[Document text Boundary: Start]

We can specify one outgroup to root the consensus network. This forces the root to be along the edge between the outgroup taxon and the rest of the network, and prevents any reticulation from the ingroup into this outgroup.

Here, for example, if we indicate that t6 is the outgroup, then the second most frequent hybrid block is chosen instead of t6. We saw that t3 and t4 are tied next (in section consensus tree of blob). One of the 2 will be chosen arbitrarily, here t4:

res_t6out = consensus_level1network(netsample; outgroup="t6", suppressinfo=true);
writenewick(res_t6out[:net], internallabel=false) # t4 below the hybrid H10

"(t6,((t5,(t3,(t4)#H10)),(t1,(t2,#H10))));"

[Document text Boundary: End]

> **Tasks and exercises**:
1. Reproduce everything from "We can specify" down to "into this outgroup." in the passage on rooting consensus networks, word for word.
2. Write the next part of the passage on rooting consensus networks, picking up after its last line.
The records have no connection to the passage on rooting consensus networks.

[Records provided Boundary: Start]

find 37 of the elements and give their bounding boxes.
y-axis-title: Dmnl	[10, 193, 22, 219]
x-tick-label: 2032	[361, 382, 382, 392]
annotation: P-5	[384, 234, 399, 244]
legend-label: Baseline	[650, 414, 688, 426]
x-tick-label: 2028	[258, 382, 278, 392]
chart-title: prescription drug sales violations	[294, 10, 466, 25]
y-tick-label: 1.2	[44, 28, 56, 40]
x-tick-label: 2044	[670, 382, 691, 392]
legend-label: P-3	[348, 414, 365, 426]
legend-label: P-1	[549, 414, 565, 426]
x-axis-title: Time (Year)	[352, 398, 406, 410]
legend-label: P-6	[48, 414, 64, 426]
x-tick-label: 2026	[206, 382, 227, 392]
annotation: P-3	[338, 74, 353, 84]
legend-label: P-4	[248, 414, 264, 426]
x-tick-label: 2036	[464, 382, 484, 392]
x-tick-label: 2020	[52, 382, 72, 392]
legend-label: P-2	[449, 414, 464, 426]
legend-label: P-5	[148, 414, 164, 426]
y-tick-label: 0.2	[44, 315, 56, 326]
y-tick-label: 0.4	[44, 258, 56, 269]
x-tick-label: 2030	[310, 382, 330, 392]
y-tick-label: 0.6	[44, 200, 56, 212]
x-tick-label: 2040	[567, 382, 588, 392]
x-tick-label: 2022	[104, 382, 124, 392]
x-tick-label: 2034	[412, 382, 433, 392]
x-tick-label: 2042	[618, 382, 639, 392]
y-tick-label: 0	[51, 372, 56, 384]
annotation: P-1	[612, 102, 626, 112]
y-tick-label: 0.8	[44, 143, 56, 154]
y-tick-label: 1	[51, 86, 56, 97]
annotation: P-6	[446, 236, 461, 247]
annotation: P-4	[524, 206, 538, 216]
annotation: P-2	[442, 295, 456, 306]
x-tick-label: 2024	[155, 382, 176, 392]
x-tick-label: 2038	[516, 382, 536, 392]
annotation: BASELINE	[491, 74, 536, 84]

[Records provided Boundary: End]

> **Answers to the exercise**:
1.
We can specify one outgroup to root the consensus network. This forces the root to be along the edge between the outgroup taxon and the rest of the network, and prevents any reticulation from the ingroup into this outgroup.

2.
plot(res_t6out[:net], shownodenumber=true, tipoffset=0.05);
R"mtext"("node numbers", side=3, line=-.5);
R"mtext"("to see around which ones to rotate edges", side=1, line=-1);
for i in [13,9] rotate!(res_t6out[:net], i); end
plot(res_t6out[:net], tipoffset=0.05, nodelabeladj=-0.1, edgelabeladj=[.5,-0.2],
    nodelabelcolor="orangered", edgelabelcolor="deepskyblue",
    nodelabel = DataFrame(res_t6out[:blob_table][[:node, :support_partition]]),
    edgelabel = DataFrame(res_t6out[:hybrid_table][[:edge, :support_hybrid]])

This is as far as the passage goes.